(Direction): Below is a block of records; repeat each one exactly.

»»

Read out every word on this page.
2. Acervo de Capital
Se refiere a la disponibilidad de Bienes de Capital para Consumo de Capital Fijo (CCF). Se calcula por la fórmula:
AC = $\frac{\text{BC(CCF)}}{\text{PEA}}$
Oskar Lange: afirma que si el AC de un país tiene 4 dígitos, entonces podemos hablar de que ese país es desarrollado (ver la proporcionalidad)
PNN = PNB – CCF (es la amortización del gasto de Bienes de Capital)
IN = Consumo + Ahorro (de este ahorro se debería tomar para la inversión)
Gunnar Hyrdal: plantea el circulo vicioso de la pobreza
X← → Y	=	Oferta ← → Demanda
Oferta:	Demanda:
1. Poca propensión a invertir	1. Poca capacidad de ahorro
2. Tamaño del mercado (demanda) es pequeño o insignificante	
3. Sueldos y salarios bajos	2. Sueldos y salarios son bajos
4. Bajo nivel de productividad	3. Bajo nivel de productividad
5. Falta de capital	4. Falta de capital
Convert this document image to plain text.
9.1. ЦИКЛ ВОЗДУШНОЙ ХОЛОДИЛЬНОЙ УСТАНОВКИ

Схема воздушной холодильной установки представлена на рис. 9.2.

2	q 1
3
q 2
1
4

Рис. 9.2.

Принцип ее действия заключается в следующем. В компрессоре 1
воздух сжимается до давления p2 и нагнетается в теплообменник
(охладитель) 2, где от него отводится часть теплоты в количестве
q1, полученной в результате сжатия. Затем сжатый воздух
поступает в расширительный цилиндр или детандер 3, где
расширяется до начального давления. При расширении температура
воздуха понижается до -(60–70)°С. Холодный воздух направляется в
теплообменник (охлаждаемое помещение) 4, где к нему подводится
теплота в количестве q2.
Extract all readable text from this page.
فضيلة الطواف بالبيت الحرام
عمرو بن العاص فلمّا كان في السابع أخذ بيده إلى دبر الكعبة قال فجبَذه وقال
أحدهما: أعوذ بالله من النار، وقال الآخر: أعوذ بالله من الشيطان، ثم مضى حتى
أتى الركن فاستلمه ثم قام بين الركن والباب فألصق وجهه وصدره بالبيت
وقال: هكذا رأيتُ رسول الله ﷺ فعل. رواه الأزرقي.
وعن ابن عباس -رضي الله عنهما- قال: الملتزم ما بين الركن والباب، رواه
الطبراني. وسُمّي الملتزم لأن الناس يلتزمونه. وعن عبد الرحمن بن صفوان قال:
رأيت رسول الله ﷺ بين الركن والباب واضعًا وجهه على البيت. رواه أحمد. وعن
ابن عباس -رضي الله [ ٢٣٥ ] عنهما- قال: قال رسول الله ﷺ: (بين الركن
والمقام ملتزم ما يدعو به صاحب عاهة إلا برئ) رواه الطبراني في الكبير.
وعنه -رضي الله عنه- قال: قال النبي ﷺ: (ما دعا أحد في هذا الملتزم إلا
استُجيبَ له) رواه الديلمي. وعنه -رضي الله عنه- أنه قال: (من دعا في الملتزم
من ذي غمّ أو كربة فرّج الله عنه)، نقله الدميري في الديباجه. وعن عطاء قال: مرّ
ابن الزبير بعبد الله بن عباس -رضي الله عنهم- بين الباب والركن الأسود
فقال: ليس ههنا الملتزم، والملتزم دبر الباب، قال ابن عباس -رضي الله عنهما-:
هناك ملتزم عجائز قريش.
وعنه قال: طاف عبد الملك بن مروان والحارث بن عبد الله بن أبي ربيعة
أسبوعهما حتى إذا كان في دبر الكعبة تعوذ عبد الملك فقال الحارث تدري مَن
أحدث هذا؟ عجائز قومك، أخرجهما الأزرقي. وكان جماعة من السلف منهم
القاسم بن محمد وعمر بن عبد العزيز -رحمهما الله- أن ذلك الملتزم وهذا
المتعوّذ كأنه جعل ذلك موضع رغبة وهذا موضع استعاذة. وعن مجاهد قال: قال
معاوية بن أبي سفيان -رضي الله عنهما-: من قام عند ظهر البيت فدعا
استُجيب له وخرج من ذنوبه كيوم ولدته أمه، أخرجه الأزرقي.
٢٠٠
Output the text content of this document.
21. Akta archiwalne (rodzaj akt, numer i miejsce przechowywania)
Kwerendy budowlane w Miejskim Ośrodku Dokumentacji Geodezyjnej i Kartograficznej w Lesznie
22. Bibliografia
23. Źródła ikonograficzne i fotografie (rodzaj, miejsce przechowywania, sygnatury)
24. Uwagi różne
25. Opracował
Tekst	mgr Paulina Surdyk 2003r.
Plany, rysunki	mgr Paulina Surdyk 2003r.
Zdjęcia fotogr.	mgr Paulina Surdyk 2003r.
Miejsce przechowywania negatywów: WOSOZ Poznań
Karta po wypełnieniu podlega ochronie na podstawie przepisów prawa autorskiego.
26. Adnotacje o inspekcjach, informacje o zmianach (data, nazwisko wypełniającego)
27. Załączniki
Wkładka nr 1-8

««

(Solution to this task):
Read out every word on this page.
2. Acervo de Capital
Se refiere a la disponibilidad de Bienes de Capital para Consumo de Capital Fijo (CCF). Se calcula por la fórmula:
AC = $\frac{\text{BC(CCF)}}{\text{PEA}}$
Oskar Lange: afirma que si el AC de un país tiene 4 dígitos, entonces podemos hablar de que ese país es desarrollado (ver la proporcionalidad)
PNN = PNB – CCF (es la amortización del gasto de Bienes de Capital)
IN = Consumo + Ahorro (de este ahorro se debería tomar para la inversión)
Gunnar Hyrdal: plantea el circulo vicioso de la pobreza
X← → Y	=	Oferta ← → Demanda
Oferta:	Demanda:
1. Poca propensión a invertir	1. Poca capacidad de ahorro
2. Tamaño del mercado (demanda) es pequeño o insignificante	
3. Sueldos y salarios bajos	2. Sueldos y salarios son bajos
4. Bajo nivel de productividad	3. Bajo nivel de productividad
5. Falta de capital	4. Falta de capital
Convert this document image to plain text.
9.1. ЦИКЛ ВОЗДУШНОЙ ХОЛОДИЛЬНОЙ УСТАНОВКИ

Схема воздушной холодильной установки представлена на рис. 9.2.

2	q 1
3
q 2
1
4

Рис. 9.2.

Принцип ее действия заключается в следующем. В компрессоре 1
воздух сжимается до давления p2 и нагнетается в теплообменник
(охладитель) 2, где от него отводится часть теплоты в количестве
q1, полученной в результате сжатия. Затем сжатый воздух
поступает в расширительный цилиндр или детандер 3, где
расширяется до начального давления. При расширении температура
воздуха понижается до -(60–70)°С. Холодный воздух направляется в
теплообменник (охлаждаемое помещение) 4, где к нему подводится
теплота в количестве q2.
Extract all readable text from this page.
فضيلة الطواف بالبيت الحرام
عمرو بن العاص فلمّا كان في السابع أخذ بيده إلى دبر الكعبة قال فجبَذه وقال
أحدهما: أعوذ بالله من النار، وقال الآخر: أعوذ بالله من الشيطان، ثم مضى حتى
أتى الركن فاستلمه ثم قام بين الركن والباب فألصق وجهه وصدره بالبيت
وقال: هكذا رأيتُ رسول الله ﷺ فعل. رواه الأزرقي.
وعن ابن عباس -رضي الله عنهما- قال: الملتزم ما بين الركن والباب، رواه
الطبراني. وسُمّي الملتزم لأن الناس يلتزمونه. وعن عبد الرحمن بن صفوان قال:
رأيت رسول الله ﷺ بين الركن والباب واضعًا وجهه على البيت. رواه أحمد. وعن
ابن عباس -رضي الله [ ٢٣٥ ] عنهما- قال: قال رسول الله ﷺ: (بين الركن
والمقام ملتزم ما يدعو به صاحب عاهة إلا برئ) رواه الطبراني في الكبير.
وعنه -رضي الله عنه- قال: قال النبي ﷺ: (ما دعا أحد في هذا الملتزم إلا
استُجيبَ له) رواه الديلمي. وعنه -رضي الله عنه- أنه قال: (من دعا في الملتزم
من ذي غمّ أو كربة فرّج الله عنه)، نقله الدميري في الديباجه. وعن عطاء قال: مرّ
ابن الزبير بعبد الله بن عباس -رضي الله عنهم- بين الباب والركن الأسود
فقال: ليس ههنا الملتزم، والملتزم دبر الباب، قال ابن عباس -رضي الله عنهما-:
هناك ملتزم عجائز قريش.
وعنه قال: طاف عبد الملك بن مروان والحارث بن عبد الله بن أبي ربيعة
أسبوعهما حتى إذا كان في دبر الكعبة تعوذ عبد الملك فقال الحارث تدري مَن
أحدث هذا؟ عجائز قومك، أخرجهما الأزرقي. وكان جماعة من السلف منهم
القاسم بن محمد وعمر بن عبد العزيز -رحمهما الله- أن ذلك الملتزم وهذا
المتعوّذ كأنه جعل ذلك موضع رغبة وهذا موضع استعاذة. وعن مجاهد قال: قال
معاوية بن أبي سفيان -رضي الله عنهما-: من قام عند ظهر البيت فدعا
استُجيب له وخرج من ذنوبه كيوم ولدته أمه، أخرجه الأزرقي.
٢٠٠
Output the text content of this document.
21. Akta archiwalne (rodzaj akt, numer i miejsce przechowywania)
Kwerendy budowlane w Miejskim Ośrodku Dokumentacji Geodezyjnej i Kartograficznej w Lesznie
22. Bibliografia
23. Źródła ikonograficzne i fotografie (rodzaj, miejsce przechowywania, sygnatury)
24. Uwagi różne
25. Opracował
Tekst	mgr Paulina Surdyk 2003r.
Plany, rysunki	mgr Paulina Surdyk 2003r.
Zdjęcia fotogr.	mgr Paulina Surdyk 2003r.
Miejsce przechowywania negatywów: WOSOZ Poznań
Karta po wypełnieniu podlega ochronie na podstawie przepisów prawa autorskiego.
26. Adnotacje o inspekcjach, informacje o zmianach (data, nazwisko wypełniającego)
27. Załączniki
Wkładka nr 1-8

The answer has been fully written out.